=== DATASET ROWS ===
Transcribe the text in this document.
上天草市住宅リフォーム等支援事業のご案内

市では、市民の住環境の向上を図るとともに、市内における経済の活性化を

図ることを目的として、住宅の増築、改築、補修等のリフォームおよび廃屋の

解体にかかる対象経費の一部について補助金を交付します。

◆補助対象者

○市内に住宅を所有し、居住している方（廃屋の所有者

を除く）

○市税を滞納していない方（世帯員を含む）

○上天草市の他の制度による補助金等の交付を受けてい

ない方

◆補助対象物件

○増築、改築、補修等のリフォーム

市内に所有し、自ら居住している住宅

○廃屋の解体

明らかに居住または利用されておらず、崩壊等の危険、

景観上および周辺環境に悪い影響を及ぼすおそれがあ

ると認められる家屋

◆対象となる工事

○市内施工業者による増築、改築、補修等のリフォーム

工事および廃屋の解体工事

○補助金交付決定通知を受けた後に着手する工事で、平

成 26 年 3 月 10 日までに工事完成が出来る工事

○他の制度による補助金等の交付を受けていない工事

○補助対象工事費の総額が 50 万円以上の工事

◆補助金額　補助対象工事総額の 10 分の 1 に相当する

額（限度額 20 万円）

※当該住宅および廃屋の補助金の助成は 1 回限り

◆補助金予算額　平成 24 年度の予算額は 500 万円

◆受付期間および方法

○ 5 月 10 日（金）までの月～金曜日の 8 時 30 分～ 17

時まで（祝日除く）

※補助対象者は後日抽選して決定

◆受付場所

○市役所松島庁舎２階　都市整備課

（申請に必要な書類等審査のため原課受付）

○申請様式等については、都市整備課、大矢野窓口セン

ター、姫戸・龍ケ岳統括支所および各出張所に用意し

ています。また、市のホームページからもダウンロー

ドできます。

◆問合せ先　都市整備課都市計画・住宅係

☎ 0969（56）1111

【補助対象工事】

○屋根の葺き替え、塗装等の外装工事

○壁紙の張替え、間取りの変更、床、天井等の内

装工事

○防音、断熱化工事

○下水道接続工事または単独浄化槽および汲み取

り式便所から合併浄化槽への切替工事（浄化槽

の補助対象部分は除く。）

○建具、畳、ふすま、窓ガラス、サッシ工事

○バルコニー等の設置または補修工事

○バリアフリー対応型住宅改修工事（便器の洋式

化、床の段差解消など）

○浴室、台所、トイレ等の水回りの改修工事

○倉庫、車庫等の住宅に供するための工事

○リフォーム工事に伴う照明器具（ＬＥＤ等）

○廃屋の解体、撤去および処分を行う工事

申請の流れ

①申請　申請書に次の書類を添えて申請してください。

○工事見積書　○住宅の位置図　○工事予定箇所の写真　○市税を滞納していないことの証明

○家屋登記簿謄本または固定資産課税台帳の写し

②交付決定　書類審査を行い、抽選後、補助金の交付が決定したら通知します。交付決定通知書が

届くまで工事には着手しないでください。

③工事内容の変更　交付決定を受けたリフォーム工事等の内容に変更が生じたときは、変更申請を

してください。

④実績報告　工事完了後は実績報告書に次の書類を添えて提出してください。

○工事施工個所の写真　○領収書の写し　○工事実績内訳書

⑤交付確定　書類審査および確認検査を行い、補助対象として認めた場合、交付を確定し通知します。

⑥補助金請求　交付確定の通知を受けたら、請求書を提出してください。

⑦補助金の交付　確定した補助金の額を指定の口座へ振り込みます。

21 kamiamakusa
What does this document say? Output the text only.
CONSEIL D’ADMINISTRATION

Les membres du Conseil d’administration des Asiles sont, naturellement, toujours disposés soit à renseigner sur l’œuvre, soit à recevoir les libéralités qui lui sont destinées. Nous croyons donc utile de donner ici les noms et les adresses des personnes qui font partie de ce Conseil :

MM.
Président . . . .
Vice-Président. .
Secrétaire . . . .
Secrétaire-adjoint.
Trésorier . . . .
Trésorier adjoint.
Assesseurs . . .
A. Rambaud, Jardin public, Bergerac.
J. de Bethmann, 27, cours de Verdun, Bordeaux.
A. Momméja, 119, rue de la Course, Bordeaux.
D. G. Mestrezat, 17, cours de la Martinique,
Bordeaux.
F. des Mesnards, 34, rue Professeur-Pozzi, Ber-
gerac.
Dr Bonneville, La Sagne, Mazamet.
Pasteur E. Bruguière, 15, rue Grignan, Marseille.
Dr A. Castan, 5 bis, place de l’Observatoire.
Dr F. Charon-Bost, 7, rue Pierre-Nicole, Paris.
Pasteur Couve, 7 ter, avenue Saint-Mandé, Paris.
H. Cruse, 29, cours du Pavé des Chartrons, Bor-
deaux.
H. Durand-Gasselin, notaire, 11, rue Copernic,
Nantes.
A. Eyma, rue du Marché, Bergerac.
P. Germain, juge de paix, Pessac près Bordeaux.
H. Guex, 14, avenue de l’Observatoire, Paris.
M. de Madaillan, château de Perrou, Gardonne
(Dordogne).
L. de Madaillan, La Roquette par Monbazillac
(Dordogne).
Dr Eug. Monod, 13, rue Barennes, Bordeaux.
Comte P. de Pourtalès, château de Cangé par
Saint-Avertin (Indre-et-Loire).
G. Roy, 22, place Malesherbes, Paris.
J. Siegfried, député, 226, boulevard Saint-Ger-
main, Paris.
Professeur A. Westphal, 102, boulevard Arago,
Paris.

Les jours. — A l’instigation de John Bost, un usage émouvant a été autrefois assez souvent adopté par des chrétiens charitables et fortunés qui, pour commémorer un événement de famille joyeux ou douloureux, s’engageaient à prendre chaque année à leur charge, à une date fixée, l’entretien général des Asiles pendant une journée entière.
* * *
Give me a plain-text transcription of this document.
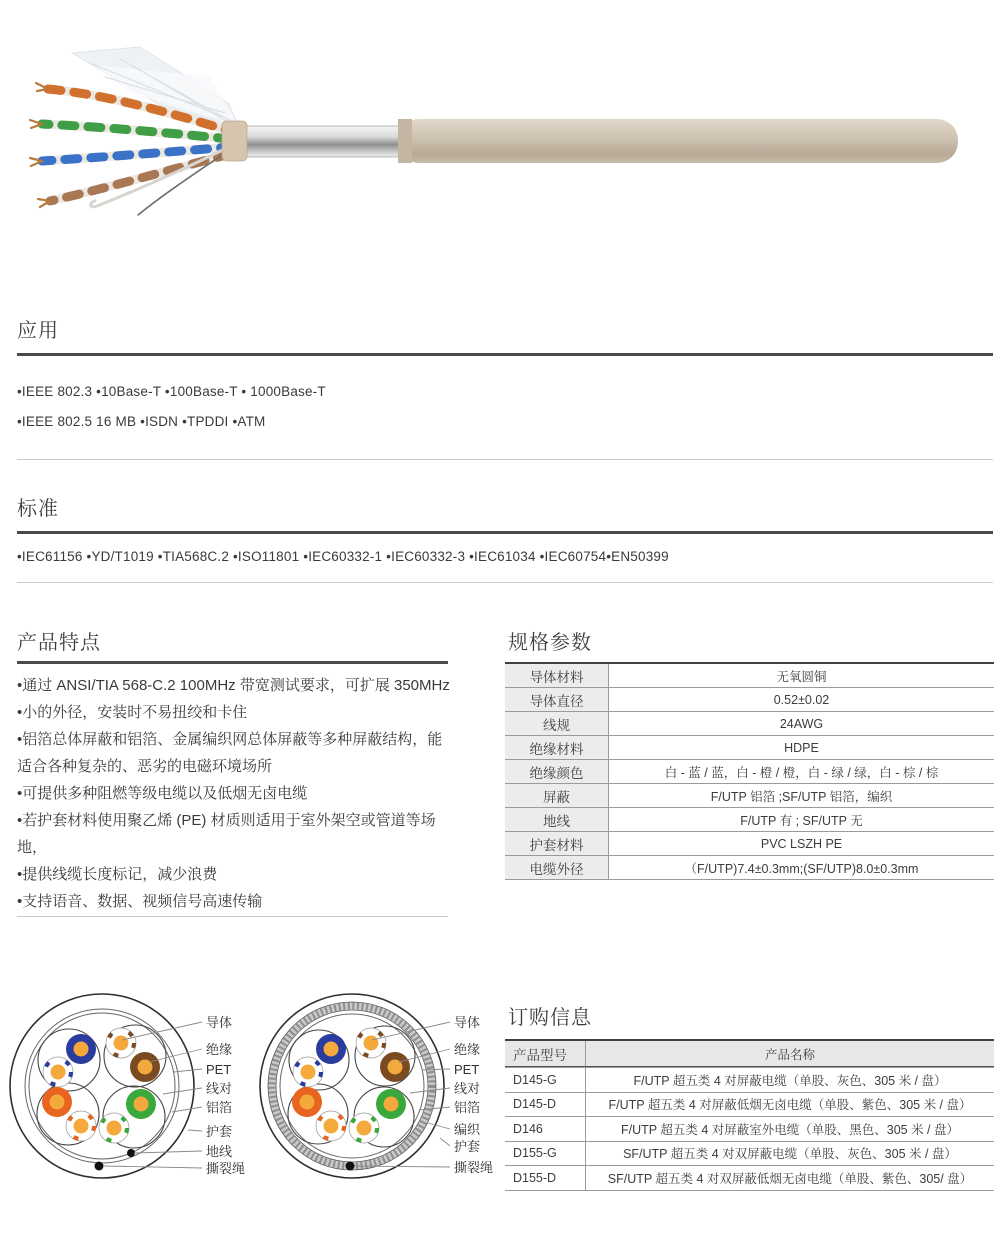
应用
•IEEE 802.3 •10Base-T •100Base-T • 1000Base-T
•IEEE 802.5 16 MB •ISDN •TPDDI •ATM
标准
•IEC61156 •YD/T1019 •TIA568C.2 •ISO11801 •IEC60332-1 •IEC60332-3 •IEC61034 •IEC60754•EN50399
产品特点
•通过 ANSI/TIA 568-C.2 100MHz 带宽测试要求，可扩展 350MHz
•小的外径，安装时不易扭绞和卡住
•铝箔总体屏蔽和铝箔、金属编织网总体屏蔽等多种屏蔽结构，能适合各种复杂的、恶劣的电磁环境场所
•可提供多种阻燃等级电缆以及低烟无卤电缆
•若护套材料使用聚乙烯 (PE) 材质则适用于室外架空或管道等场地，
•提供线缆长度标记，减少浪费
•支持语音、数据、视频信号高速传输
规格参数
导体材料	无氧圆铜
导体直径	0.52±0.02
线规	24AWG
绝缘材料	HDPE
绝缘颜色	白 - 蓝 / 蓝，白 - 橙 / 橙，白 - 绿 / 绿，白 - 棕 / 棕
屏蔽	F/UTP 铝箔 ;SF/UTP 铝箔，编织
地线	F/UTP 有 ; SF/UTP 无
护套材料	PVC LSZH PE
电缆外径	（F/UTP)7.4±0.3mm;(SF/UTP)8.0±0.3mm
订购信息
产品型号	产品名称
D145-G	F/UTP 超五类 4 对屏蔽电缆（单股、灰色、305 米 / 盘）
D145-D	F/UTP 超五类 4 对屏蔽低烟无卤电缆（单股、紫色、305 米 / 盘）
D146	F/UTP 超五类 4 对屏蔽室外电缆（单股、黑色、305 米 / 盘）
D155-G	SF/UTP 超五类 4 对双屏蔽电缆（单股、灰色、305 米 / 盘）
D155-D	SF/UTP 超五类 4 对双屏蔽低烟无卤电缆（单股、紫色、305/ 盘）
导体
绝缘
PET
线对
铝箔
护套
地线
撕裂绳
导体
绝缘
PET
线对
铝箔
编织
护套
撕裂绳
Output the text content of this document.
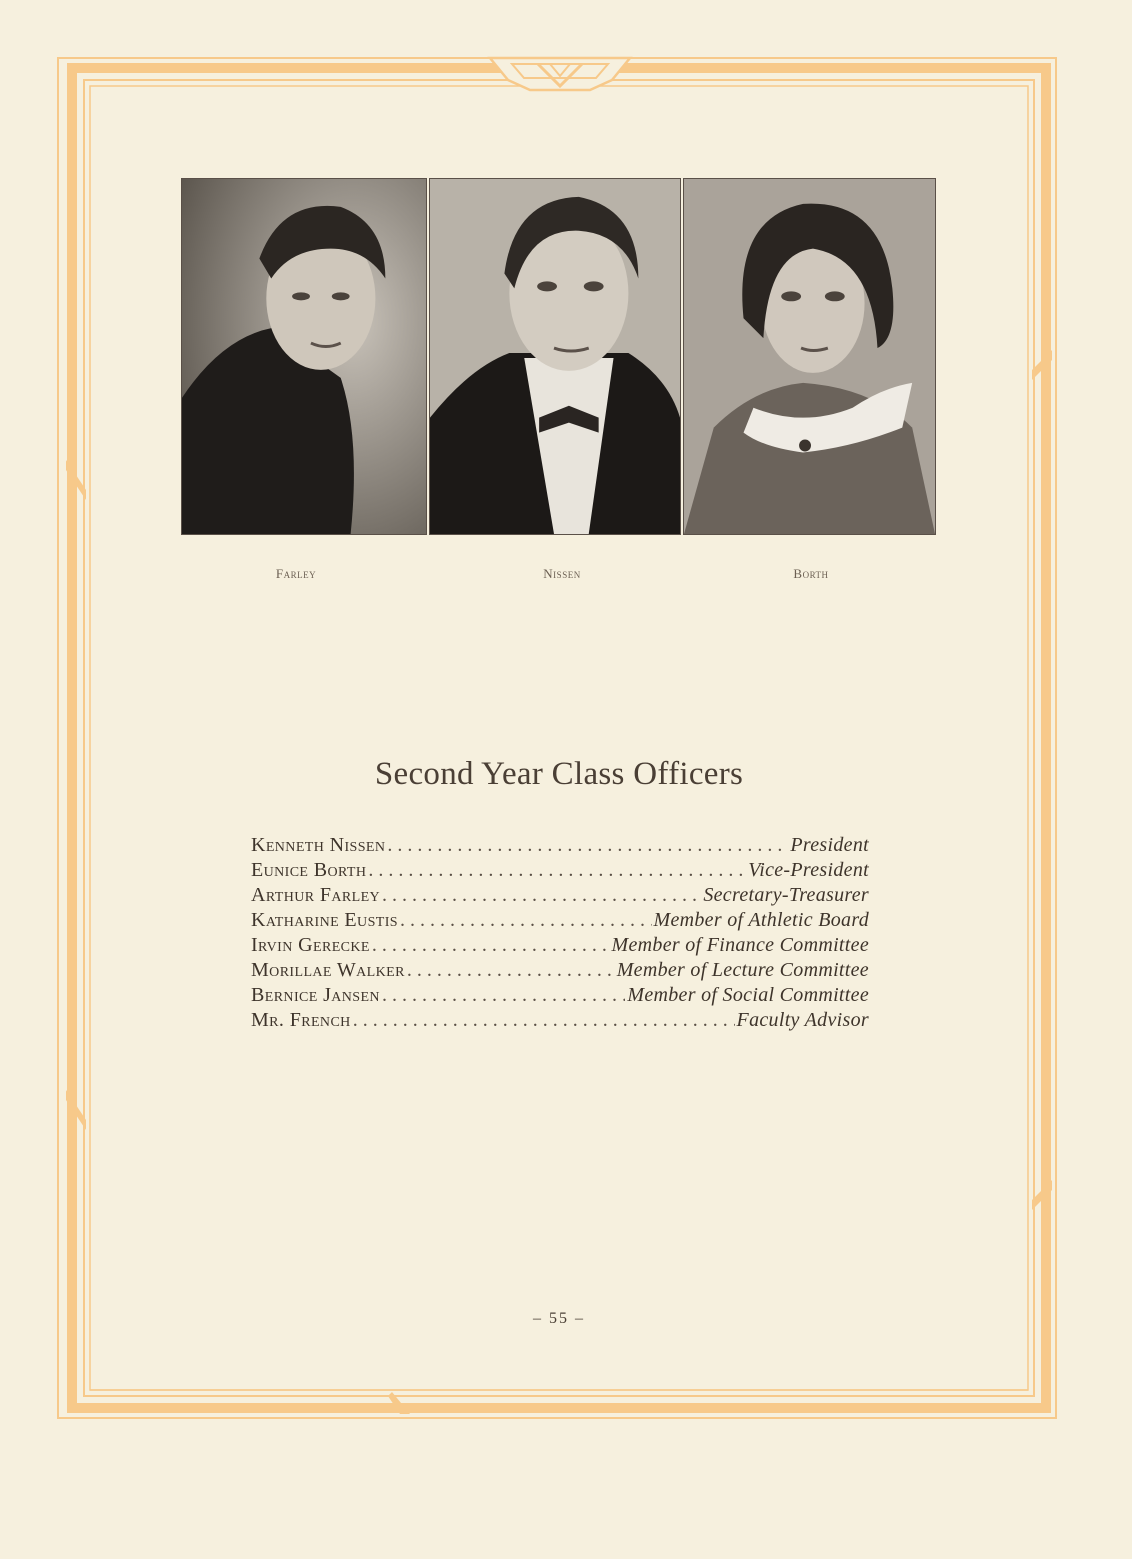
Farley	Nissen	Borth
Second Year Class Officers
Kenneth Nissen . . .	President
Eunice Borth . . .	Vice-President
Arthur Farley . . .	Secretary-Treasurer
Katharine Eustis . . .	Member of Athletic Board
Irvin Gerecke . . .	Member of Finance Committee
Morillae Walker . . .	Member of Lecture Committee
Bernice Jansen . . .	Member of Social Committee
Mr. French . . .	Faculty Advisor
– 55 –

=== AIM ===
Of all the lines in the listing above, how many include "Nissen"? Write only the number.

=== SOLUTION FOR THIS EXERCISE ===
2